*GIVEN PROBLEM*
The data below must be copied in full and without any change.

>> Start INPUT DATA

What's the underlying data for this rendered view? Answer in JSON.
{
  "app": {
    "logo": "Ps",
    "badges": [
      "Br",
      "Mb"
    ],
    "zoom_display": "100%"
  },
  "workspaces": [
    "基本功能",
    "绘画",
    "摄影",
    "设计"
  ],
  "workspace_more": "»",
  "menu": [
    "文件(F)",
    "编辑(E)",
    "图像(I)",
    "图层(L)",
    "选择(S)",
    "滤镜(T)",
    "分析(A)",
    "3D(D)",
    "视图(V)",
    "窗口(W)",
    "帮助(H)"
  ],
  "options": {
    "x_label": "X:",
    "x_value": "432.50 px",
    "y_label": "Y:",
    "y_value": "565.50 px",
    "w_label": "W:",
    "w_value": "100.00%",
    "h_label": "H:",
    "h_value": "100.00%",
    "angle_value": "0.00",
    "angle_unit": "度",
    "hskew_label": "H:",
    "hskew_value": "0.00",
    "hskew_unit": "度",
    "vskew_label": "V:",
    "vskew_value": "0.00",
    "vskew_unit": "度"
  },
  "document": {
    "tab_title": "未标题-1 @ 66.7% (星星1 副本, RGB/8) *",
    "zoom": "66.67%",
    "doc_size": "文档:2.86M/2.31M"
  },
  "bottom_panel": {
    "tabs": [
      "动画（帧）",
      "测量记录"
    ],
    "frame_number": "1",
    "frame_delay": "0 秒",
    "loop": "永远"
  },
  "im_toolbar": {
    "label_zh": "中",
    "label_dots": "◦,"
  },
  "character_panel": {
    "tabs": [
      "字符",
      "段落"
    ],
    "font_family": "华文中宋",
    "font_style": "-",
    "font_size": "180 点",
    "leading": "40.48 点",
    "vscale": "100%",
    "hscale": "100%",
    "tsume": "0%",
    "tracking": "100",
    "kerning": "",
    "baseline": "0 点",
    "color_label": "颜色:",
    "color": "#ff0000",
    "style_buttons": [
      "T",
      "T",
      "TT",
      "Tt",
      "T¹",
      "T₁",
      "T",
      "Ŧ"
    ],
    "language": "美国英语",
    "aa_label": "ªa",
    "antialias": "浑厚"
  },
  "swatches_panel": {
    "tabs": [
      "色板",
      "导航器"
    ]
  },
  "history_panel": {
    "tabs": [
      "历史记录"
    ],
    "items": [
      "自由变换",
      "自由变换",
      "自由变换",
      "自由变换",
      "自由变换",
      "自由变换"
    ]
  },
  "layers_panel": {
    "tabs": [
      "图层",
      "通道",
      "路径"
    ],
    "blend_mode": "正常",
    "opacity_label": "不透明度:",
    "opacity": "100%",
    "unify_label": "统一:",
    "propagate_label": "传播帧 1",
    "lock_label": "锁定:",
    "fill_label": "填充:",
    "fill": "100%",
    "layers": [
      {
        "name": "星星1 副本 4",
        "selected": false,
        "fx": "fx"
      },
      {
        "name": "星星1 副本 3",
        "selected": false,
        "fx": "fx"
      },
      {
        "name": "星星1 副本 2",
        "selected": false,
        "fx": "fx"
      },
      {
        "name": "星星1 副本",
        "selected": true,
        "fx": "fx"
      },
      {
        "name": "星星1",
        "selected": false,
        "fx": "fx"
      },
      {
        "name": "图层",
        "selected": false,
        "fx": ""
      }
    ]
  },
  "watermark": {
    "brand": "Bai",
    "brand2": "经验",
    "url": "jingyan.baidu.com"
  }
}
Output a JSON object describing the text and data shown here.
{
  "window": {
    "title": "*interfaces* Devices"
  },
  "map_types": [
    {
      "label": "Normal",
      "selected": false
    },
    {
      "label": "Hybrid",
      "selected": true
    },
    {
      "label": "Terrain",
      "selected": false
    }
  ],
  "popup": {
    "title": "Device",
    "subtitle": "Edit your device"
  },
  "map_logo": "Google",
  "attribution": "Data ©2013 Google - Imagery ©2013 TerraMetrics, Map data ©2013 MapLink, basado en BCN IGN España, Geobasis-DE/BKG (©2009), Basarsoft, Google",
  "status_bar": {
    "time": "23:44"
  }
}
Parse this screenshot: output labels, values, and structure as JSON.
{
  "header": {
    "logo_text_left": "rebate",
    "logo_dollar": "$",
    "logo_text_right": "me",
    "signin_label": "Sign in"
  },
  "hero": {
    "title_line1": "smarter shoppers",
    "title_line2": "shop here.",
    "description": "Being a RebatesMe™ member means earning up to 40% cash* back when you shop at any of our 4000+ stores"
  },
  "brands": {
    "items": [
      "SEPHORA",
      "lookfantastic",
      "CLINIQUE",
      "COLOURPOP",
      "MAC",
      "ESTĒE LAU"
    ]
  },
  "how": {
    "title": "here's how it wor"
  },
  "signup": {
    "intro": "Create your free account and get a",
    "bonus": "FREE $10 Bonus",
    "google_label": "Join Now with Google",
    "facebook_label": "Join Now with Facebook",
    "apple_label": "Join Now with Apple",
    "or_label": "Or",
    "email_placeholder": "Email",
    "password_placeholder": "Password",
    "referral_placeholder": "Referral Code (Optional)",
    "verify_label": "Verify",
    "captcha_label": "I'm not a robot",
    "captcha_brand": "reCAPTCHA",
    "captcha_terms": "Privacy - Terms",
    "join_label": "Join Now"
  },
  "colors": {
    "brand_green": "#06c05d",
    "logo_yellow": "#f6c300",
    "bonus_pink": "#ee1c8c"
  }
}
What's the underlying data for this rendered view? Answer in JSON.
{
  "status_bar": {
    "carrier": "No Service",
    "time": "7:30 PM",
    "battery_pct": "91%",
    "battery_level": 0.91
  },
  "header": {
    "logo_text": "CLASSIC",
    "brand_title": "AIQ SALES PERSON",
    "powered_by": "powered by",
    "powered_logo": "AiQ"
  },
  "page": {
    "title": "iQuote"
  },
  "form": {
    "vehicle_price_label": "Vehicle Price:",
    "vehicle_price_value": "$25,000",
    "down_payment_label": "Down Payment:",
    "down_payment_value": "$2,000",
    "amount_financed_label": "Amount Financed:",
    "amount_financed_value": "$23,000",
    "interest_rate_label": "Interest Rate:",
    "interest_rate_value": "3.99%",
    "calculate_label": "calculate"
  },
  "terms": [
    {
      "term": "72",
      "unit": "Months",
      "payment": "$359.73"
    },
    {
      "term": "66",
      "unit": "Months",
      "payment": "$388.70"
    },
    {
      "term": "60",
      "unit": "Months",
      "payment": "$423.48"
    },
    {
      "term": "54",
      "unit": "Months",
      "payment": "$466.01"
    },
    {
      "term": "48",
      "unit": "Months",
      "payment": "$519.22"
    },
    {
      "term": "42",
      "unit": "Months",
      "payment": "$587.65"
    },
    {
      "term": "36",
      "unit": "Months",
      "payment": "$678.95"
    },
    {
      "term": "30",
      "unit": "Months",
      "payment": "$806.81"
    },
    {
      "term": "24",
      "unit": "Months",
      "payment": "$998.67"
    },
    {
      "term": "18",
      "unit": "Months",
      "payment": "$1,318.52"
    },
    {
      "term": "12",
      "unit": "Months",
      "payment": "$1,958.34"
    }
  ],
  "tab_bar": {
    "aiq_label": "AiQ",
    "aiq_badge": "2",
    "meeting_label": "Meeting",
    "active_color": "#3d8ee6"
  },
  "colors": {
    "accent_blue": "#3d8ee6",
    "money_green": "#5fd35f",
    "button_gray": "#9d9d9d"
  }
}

>> End INPUT DATA

*OUTPUT BELOW*
What's the underlying data for this rendered view? Answer in JSON.
{
  "app": {
    "logo": "Ps",
    "badges": [
      "Br",
      "Mb"
    ],
    "zoom_display": "100%"
  },
  "workspaces": [
    "基本功能",
    "绘画",
    "摄影",
    "设计"
  ],
  "workspace_more": "»",
  "menu": [
    "文件(F)",
    "编辑(E)",
    "图像(I)",
    "图层(L)",
    "选择(S)",
    "滤镜(T)",
    "分析(A)",
    "3D(D)",
    "视图(V)",
    "窗口(W)",
    "帮助(H)"
  ],
  "options": {
    "x_label": "X:",
    "x_value": "432.50 px",
    "y_label": "Y:",
    "y_value": "565.50 px",
    "w_label": "W:",
    "w_value": "100.00%",
    "h_label": "H:",
    "h_value": "100.00%",
    "angle_value": "0.00",
    "angle_unit": "度",
    "hskew_label": "H:",
    "hskew_value": "0.00",
    "hskew_unit": "度",
    "vskew_label": "V:",
    "vskew_value": "0.00",
    "vskew_unit": "度"
  },
  "document": {
    "tab_title": "未标题-1 @ 66.7% (星星1 副本, RGB/8) *",
    "zoom": "66.67%",
    "doc_size": "文档:2.86M/2.31M"
  },
  "bottom_panel": {
    "tabs": [
      "动画（帧）",
      "测量记录"
    ],
    "frame_number": "1",
    "frame_delay": "0 秒",
    "loop": "永远"
  },
  "im_toolbar": {
    "label_zh": "中",
    "label_dots": "◦,"
  },
  "character_panel": {
    "tabs": [
      "字符",
      "段落"
    ],
    "font_family": "华文中宋",
    "font_style": "-",
    "font_size": "180 点",
    "leading": "40.48 点",
    "vscale": "100%",
    "hscale": "100%",
    "tsume": "0%",
    "tracking": "100",
    "kerning": "",
    "baseline": "0 点",
    "color_label": "颜色:",
    "color": "#ff0000",
    "style_buttons": [
      "T",
      "T",
      "TT",
      "Tt",
      "T¹",
      "T₁",
      "T",
      "Ŧ"
    ],
    "language": "美国英语",
    "aa_label": "ªa",
    "antialias": "浑厚"
  },
  "swatches_panel": {
    "tabs": [
      "色板",
      "导航器"
    ]
  },
  "history_panel": {
    "tabs": [
      "历史记录"
    ],
    "items": [
      "自由变换",
      "自由变换",
      "自由变换",
      "自由变换",
      "自由变换",
      "自由变换"
    ]
  },
  "layers_panel": {
    "tabs": [
      "图层",
      "通道",
      "路径"
    ],
    "blend_mode": "正常",
    "opacity_label": "不透明度:",
    "opacity": "100%",
    "unify_label": "统一:",
    "propagate_label": "传播帧 1",
    "lock_label": "锁定:",
    "fill_label": "填充:",
    "fill": "100%",
    "layers": [
      {
        "name": "星星1 副本 4",
        "selected": false,
        "fx": "fx"
      },
      {
        "name": "星星1 副本 3",
        "selected": false,
        "fx": "fx"
      },
      {
        "name": "星星1 副本 2",
        "selected": false,
        "fx": "fx"
      },
      {
        "name": "星星1 副本",
        "selected": true,
        "fx": "fx"
      },
      {
        "name": "星星1",
        "selected": false,
        "fx": "fx"
      },
      {
        "name": "图层",
        "selected": false,
        "fx": ""
      }
    ]
  },
  "watermark": {
    "brand": "Bai",
    "brand2": "经验",
    "url": "jingyan.baidu.com"
  }
}
Output a JSON object describing the text and data shown here.
{
  "window": {
    "title": "*interfaces* Devices"
  },
  "map_types": [
    {
      "label": "Normal",
      "selected": false
    },
    {
      "label": "Hybrid",
      "selected": true
    },
    {
      "label": "Terrain",
      "selected": false
    }
  ],
  "popup": {
    "title": "Device",
    "subtitle": "Edit your device"
  },
  "map_logo": "Google",
  "attribution": "Data ©2013 Google - Imagery ©2013 TerraMetrics, Map data ©2013 MapLink, basado en BCN IGN España, Geobasis-DE/BKG (©2009), Basarsoft, Google",
  "status_bar": {
    "time": "23:44"
  }
}
Parse this screenshot: output labels, values, and structure as JSON.
{
  "header": {
    "logo_text_left": "rebate",
    "logo_dollar": "$",
    "logo_text_right": "me",
    "signin_label": "Sign in"
  },
  "hero": {
    "title_line1": "smarter shoppers",
    "title_line2": "shop here.",
    "description": "Being a RebatesMe™ member means earning up to 40% cash* back when you shop at any of our 4000+ stores"
  },
  "brands": {
    "items": [
      "SEPHORA",
      "lookfantastic",
      "CLINIQUE",
      "COLOURPOP",
      "MAC",
      "ESTĒE LAU"
    ]
  },
  "how": {
    "title": "here's how it wor"
  },
  "signup": {
    "intro": "Create your free account and get a",
    "bonus": "FREE $10 Bonus",
    "google_label": "Join Now with Google",
    "facebook_label": "Join Now with Facebook",
    "apple_label": "Join Now with Apple",
    "or_label": "Or",
    "email_placeholder": "Email",
    "password_placeholder": "Password",
    "referral_placeholder": "Referral Code (Optional)",
    "verify_label": "Verify",
    "captcha_label": "I'm not a robot",
    "captcha_brand": "reCAPTCHA",
    "captcha_terms": "Privacy - Terms",
    "join_label": "Join Now"
  },
  "colors": {
    "brand_green": "#06c05d",
    "logo_yellow": "#f6c300",
    "bonus_pink": "#ee1c8c"
  }
}
What's the underlying data for this rendered view? Answer in JSON.
{
  "status_bar": {
    "carrier": "No Service",
    "time": "7:30 PM",
    "battery_pct": "91%",
    "battery_level": 0.91
  },
  "header": {
    "logo_text": "CLASSIC",
    "brand_title": "AIQ SALES PERSON",
    "powered_by": "powered by",
    "powered_logo": "AiQ"
  },
  "page": {
    "title": "iQuote"
  },
  "form": {
    "vehicle_price_label": "Vehicle Price:",
    "vehicle_price_value": "$25,000",
    "down_payment_label": "Down Payment:",
    "down_payment_value": "$2,000",
    "amount_financed_label": "Amount Financed:",
    "amount_financed_value": "$23,000",
    "interest_rate_label": "Interest Rate:",
    "interest_rate_value": "3.99%",
    "calculate_label": "calculate"
  },
  "terms": [
    {
      "term": "72",
      "unit": "Months",
      "payment": "$359.73"
    },
    {
      "term": "66",
      "unit": "Months",
      "payment": "$388.70"
    },
    {
      "term": "60",
      "unit": "Months",
      "payment": "$423.48"
    },
    {
      "term": "54",
      "unit": "Months",
      "payment": "$466.01"
    },
    {
      "term": "48",
      "unit": "Months",
      "payment": "$519.22"
    },
    {
      "term": "42",
      "unit": "Months",
      "payment": "$587.65"
    },
    {
      "term": "36",
      "unit": "Months",
      "payment": "$678.95"
    },
    {
      "term": "30",
      "unit": "Months",
      "payment": "$806.81"
    },
    {
      "term": "24",
      "unit": "Months",
      "payment": "$998.67"
    },
    {
      "term": "18",
      "unit": "Months",
      "payment": "$1,318.52"
    },
    {
      "term": "12",
      "unit": "Months",
      "payment": "$1,958.34"
    }
  ],
  "tab_bar": {
    "aiq_label": "AiQ",
    "aiq_badge": "2",
    "meeting_label": "Meeting",
    "active_color": "#3d8ee6"
  },
  "colors": {
    "accent_blue": "#3d8ee6",
    "money_green": "#5fd35f",
    "button_gray": "#9d9d9d"
  }
}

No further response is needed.